[Data entries]
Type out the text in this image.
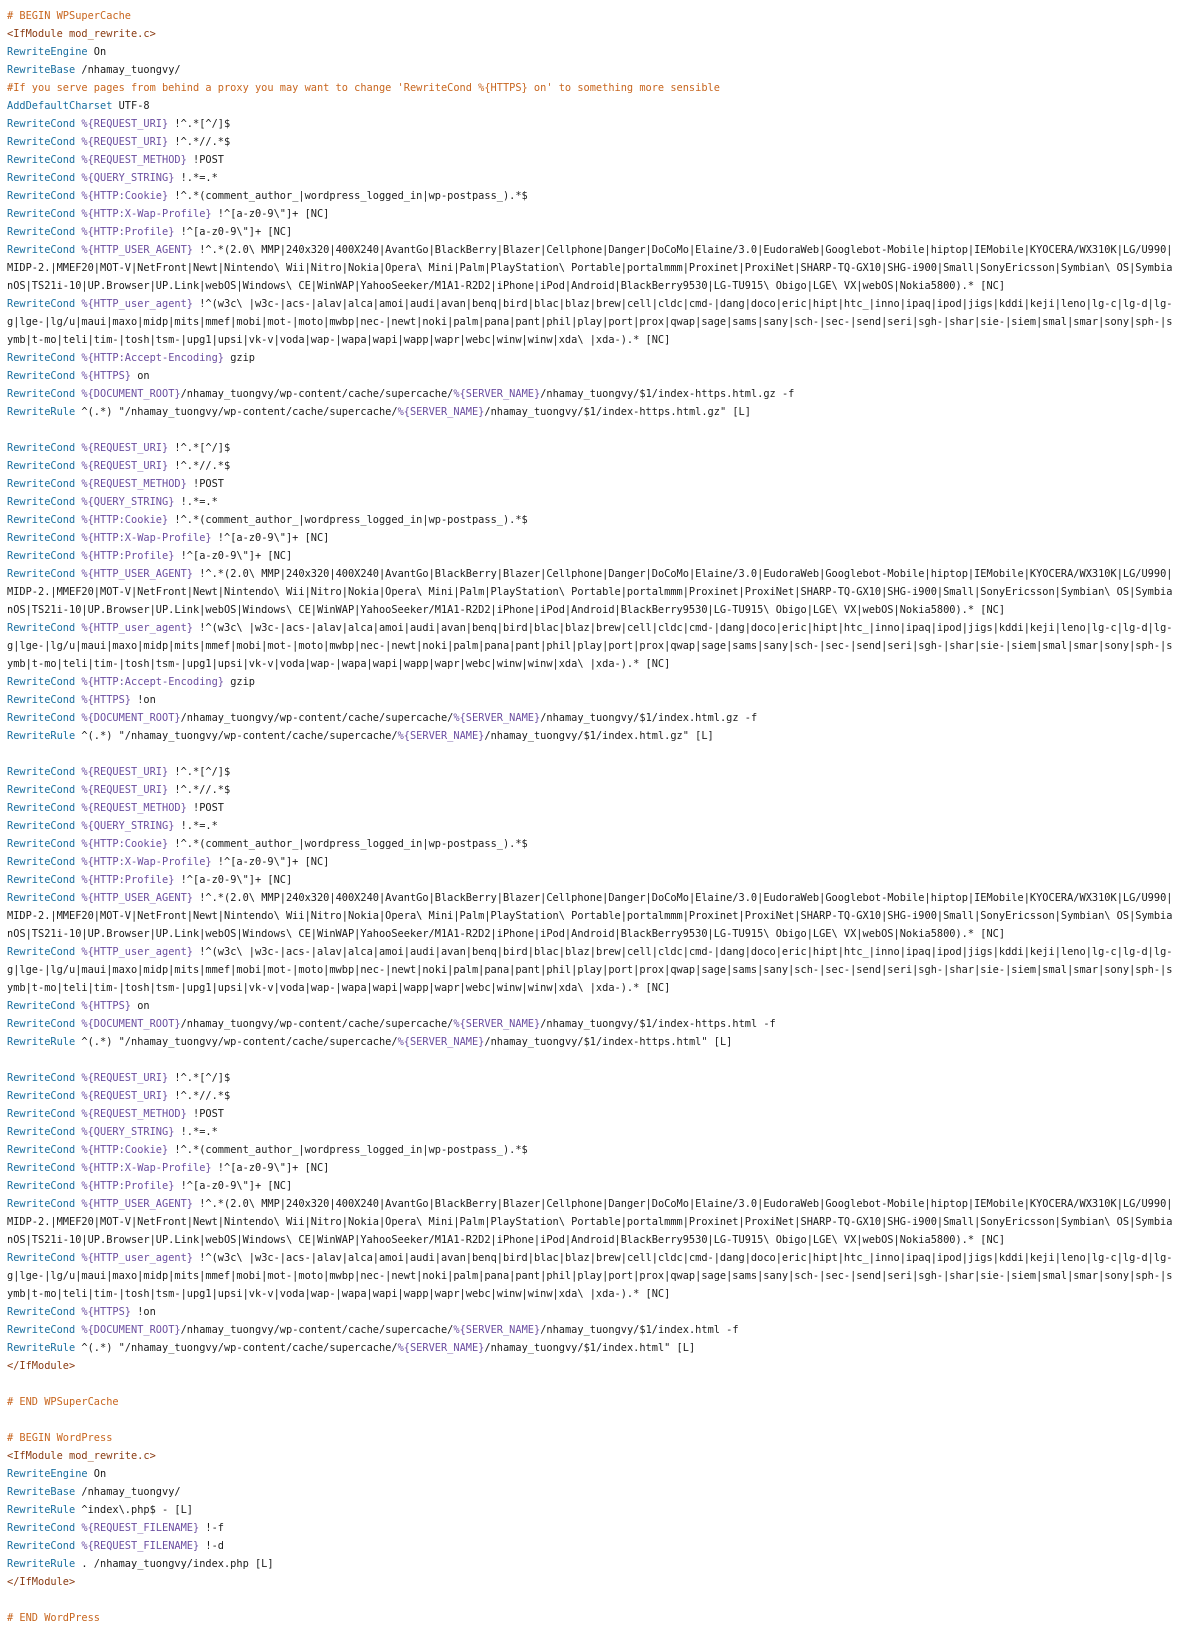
# BEGIN WPSuperCache
<IfModule mod_rewrite.c>
RewriteEngine On
RewriteBase /nhamay_tuongvy/
#If you serve pages from behind a proxy you may want to change 'RewriteCond %{HTTPS} on' to something more sensible
AddDefaultCharset UTF-8
RewriteCond %{REQUEST_URI} !^.*[^/]$
RewriteCond %{REQUEST_URI} !^.*//.*$
RewriteCond %{REQUEST_METHOD} !POST
RewriteCond %{QUERY_STRING} !.*=.*
RewriteCond %{HTTP:Cookie} !^.*(comment_author_|wordpress_logged_in|wp-postpass_).*$
RewriteCond %{HTTP:X-Wap-Profile} !^[a-z0-9\"]+ [NC]
RewriteCond %{HTTP:Profile} !^[a-z0-9\"]+ [NC]
RewriteCond %{HTTP_USER_AGENT} !^.*(2.0\ MMP|240x320|400X240|AvantGo|BlackBerry|Blazer|Cellphone|Danger|DoCoMo|Elaine/3.0|EudoraWeb|Googlebot-Mobile|hiptop|IEMobile|KYOCERA/WX310K|LG/U990|MIDP-2.|MMEF20|MOT-V|NetFront|Newt|Nintendo\ Wii|Nitro|Nokia|Opera\ Mini|Palm|PlayStation\ Portable|portalmmm|Proxinet|ProxiNet|SHARP-TQ-GX10|SHG-i900|Small|SonyEricsson|Symbian\ OS|SymbianOS|TS21i-10|UP.Browser|UP.Link|webOS|Windows\ CE|WinWAP|YahooSeeker/M1A1-R2D2|iPhone|iPod|Android|BlackBerry9530|LG-TU915\ Obigo|LGE\ VX|webOS|Nokia5800).* [NC]
RewriteCond %{HTTP_user_agent} !^(w3c\ |w3c-|acs-|alav|alca|amoi|audi|avan|benq|bird|blac|blaz|brew|cell|cldc|cmd-|dang|doco|eric|hipt|htc_|inno|ipaq|ipod|jigs|kddi|keji|leno|lg-c|lg-d|lg-g|lge-|lg/u|maui|maxo|midp|mits|mmef|mobi|mot-|moto|mwbp|nec-|newt|noki|palm|pana|pant|phil|play|port|prox|qwap|sage|sams|sany|sch-|sec-|send|seri|sgh-|shar|sie-|siem|smal|smar|sony|sph-|symb|t-mo|teli|tim-|tosh|tsm-|upg1|upsi|vk-v|voda|wap-|wapa|wapi|wapp|wapr|webc|winw|winw|xda\ |xda-).* [NC]
RewriteCond %{HTTP:Accept-Encoding} gzip
RewriteCond %{HTTPS} on
RewriteCond %{DOCUMENT_ROOT}/nhamay_tuongvy/wp-content/cache/supercache/%{SERVER_NAME}/nhamay_tuongvy/$1/index-https.html.gz -f
RewriteRule ^(.*) "/nhamay_tuongvy/wp-content/cache/supercache/%{SERVER_NAME}/nhamay_tuongvy/$1/index-https.html.gz" [L]
RewriteCond %{REQUEST_URI} !^.*[^/]$
RewriteCond %{REQUEST_URI} !^.*//.*$
RewriteCond %{REQUEST_METHOD} !POST
RewriteCond %{QUERY_STRING} !.*=.*
RewriteCond %{HTTP:Cookie} !^.*(comment_author_|wordpress_logged_in|wp-postpass_).*$
RewriteCond %{HTTP:X-Wap-Profile} !^[a-z0-9\"]+ [NC]
RewriteCond %{HTTP:Profile} !^[a-z0-9\"]+ [NC]
RewriteCond %{HTTP_USER_AGENT} !^.*(2.0\ MMP|240x320|400X240|AvantGo|BlackBerry|Blazer|Cellphone|Danger|DoCoMo|Elaine/3.0|EudoraWeb|Googlebot-Mobile|hiptop|IEMobile|KYOCERA/WX310K|LG/U990|MIDP-2.|MMEF20|MOT-V|NetFront|Newt|Nintendo\ Wii|Nitro|Nokia|Opera\ Mini|Palm|PlayStation\ Portable|portalmmm|Proxinet|ProxiNet|SHARP-TQ-GX10|SHG-i900|Small|SonyEricsson|Symbian\ OS|SymbianOS|TS21i-10|UP.Browser|UP.Link|webOS|Windows\ CE|WinWAP|YahooSeeker/M1A1-R2D2|iPhone|iPod|Android|BlackBerry9530|LG-TU915\ Obigo|LGE\ VX|webOS|Nokia5800).* [NC]
RewriteCond %{HTTP_user_agent} !^(w3c\ |w3c-|acs-|alav|alca|amoi|audi|avan|benq|bird|blac|blaz|brew|cell|cldc|cmd-|dang|doco|eric|hipt|htc_|inno|ipaq|ipod|jigs|kddi|keji|leno|lg-c|lg-d|lg-g|lge-|lg/u|maui|maxo|midp|mits|mmef|mobi|mot-|moto|mwbp|nec-|newt|noki|palm|pana|pant|phil|play|port|prox|qwap|sage|sams|sany|sch-|sec-|send|seri|sgh-|shar|sie-|siem|smal|smar|sony|sph-|symb|t-mo|teli|tim-|tosh|tsm-|upg1|upsi|vk-v|voda|wap-|wapa|wapi|wapp|wapr|webc|winw|winw|xda\ |xda-).* [NC]
RewriteCond %{HTTP:Accept-Encoding} gzip
RewriteCond %{HTTPS} !on
RewriteCond %{DOCUMENT_ROOT}/nhamay_tuongvy/wp-content/cache/supercache/%{SERVER_NAME}/nhamay_tuongvy/$1/index.html.gz -f
RewriteRule ^(.*) "/nhamay_tuongvy/wp-content/cache/supercache/%{SERVER_NAME}/nhamay_tuongvy/$1/index.html.gz" [L]
RewriteCond %{REQUEST_URI} !^.*[^/]$
RewriteCond %{REQUEST_URI} !^.*//.*$
RewriteCond %{REQUEST_METHOD} !POST
RewriteCond %{QUERY_STRING} !.*=.*
RewriteCond %{HTTP:Cookie} !^.*(comment_author_|wordpress_logged_in|wp-postpass_).*$
RewriteCond %{HTTP:X-Wap-Profile} !^[a-z0-9\"]+ [NC]
RewriteCond %{HTTP:Profile} !^[a-z0-9\"]+ [NC]
RewriteCond %{HTTP_USER_AGENT} !^.*(2.0\ MMP|240x320|400X240|AvantGo|BlackBerry|Blazer|Cellphone|Danger|DoCoMo|Elaine/3.0|EudoraWeb|Googlebot-Mobile|hiptop|IEMobile|KYOCERA/WX310K|LG/U990|MIDP-2.|MMEF20|MOT-V|NetFront|Newt|Nintendo\ Wii|Nitro|Nokia|Opera\ Mini|Palm|PlayStation\ Portable|portalmmm|Proxinet|ProxiNet|SHARP-TQ-GX10|SHG-i900|Small|SonyEricsson|Symbian\ OS|SymbianOS|TS21i-10|UP.Browser|UP.Link|webOS|Windows\ CE|WinWAP|YahooSeeker/M1A1-R2D2|iPhone|iPod|Android|BlackBerry9530|LG-TU915\ Obigo|LGE\ VX|webOS|Nokia5800).* [NC]
RewriteCond %{HTTP_user_agent} !^(w3c\ |w3c-|acs-|alav|alca|amoi|audi|avan|benq|bird|blac|blaz|brew|cell|cldc|cmd-|dang|doco|eric|hipt|htc_|inno|ipaq|ipod|jigs|kddi|keji|leno|lg-c|lg-d|lg-g|lge-|lg/u|maui|maxo|midp|mits|mmef|mobi|mot-|moto|mwbp|nec-|newt|noki|palm|pana|pant|phil|play|port|prox|qwap|sage|sams|sany|sch-|sec-|send|seri|sgh-|shar|sie-|siem|smal|smar|sony|sph-|symb|t-mo|teli|tim-|tosh|tsm-|upg1|upsi|vk-v|voda|wap-|wapa|wapi|wapp|wapr|webc|winw|winw|xda\ |xda-).* [NC]
RewriteCond %{HTTPS} on
RewriteCond %{DOCUMENT_ROOT}/nhamay_tuongvy/wp-content/cache/supercache/%{SERVER_NAME}/nhamay_tuongvy/$1/index-https.html -f
RewriteRule ^(.*) "/nhamay_tuongvy/wp-content/cache/supercache/%{SERVER_NAME}/nhamay_tuongvy/$1/index-https.html" [L]
RewriteCond %{REQUEST_URI} !^.*[^/]$
RewriteCond %{REQUEST_URI} !^.*//.*$
RewriteCond %{REQUEST_METHOD} !POST
RewriteCond %{QUERY_STRING} !.*=.*
RewriteCond %{HTTP:Cookie} !^.*(comment_author_|wordpress_logged_in|wp-postpass_).*$
RewriteCond %{HTTP:X-Wap-Profile} !^[a-z0-9\"]+ [NC]
RewriteCond %{HTTP:Profile} !^[a-z0-9\"]+ [NC]
RewriteCond %{HTTP_USER_AGENT} !^.*(2.0\ MMP|240x320|400X240|AvantGo|BlackBerry|Blazer|Cellphone|Danger|DoCoMo|Elaine/3.0|EudoraWeb|Googlebot-Mobile|hiptop|IEMobile|KYOCERA/WX310K|LG/U990|MIDP-2.|MMEF20|MOT-V|NetFront|Newt|Nintendo\ Wii|Nitro|Nokia|Opera\ Mini|Palm|PlayStation\ Portable|portalmmm|Proxinet|ProxiNet|SHARP-TQ-GX10|SHG-i900|Small|SonyEricsson|Symbian\ OS|SymbianOS|TS21i-10|UP.Browser|UP.Link|webOS|Windows\ CE|WinWAP|YahooSeeker/M1A1-R2D2|iPhone|iPod|Android|BlackBerry9530|LG-TU915\ Obigo|LGE\ VX|webOS|Nokia5800).* [NC]
RewriteCond %{HTTP_user_agent} !^(w3c\ |w3c-|acs-|alav|alca|amoi|audi|avan|benq|bird|blac|blaz|brew|cell|cldc|cmd-|dang|doco|eric|hipt|htc_|inno|ipaq|ipod|jigs|kddi|keji|leno|lg-c|lg-d|lg-g|lge-|lg/u|maui|maxo|midp|mits|mmef|mobi|mot-|moto|mwbp|nec-|newt|noki|palm|pana|pant|phil|play|port|prox|qwap|sage|sams|sany|sch-|sec-|send|seri|sgh-|shar|sie-|siem|smal|smar|sony|sph-|symb|t-mo|teli|tim-|tosh|tsm-|upg1|upsi|vk-v|voda|wap-|wapa|wapi|wapp|wapr|webc|winw|winw|xda\ |xda-).* [NC]
RewriteCond %{HTTPS} !on
RewriteCond %{DOCUMENT_ROOT}/nhamay_tuongvy/wp-content/cache/supercache/%{SERVER_NAME}/nhamay_tuongvy/$1/index.html -f
RewriteRule ^(.*) "/nhamay_tuongvy/wp-content/cache/supercache/%{SERVER_NAME}/nhamay_tuongvy/$1/index.html" [L]
</IfModule>
# END WPSuperCache
# BEGIN WordPress
<IfModule mod_rewrite.c>
RewriteEngine On
RewriteBase /nhamay_tuongvy/
RewriteRule ^index\.php$ - [L]
RewriteCond %{REQUEST_FILENAME} !-f
RewriteCond %{REQUEST_FILENAME} !-d
RewriteRule . /nhamay_tuongvy/index.php [L]
</IfModule>
# END WordPress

Aim of the task ::
Find every line in the records above that holds the word "WPSuperCache", and copy each one.

Written answer ::
# BEGIN WPSuperCache
# END WPSuperCache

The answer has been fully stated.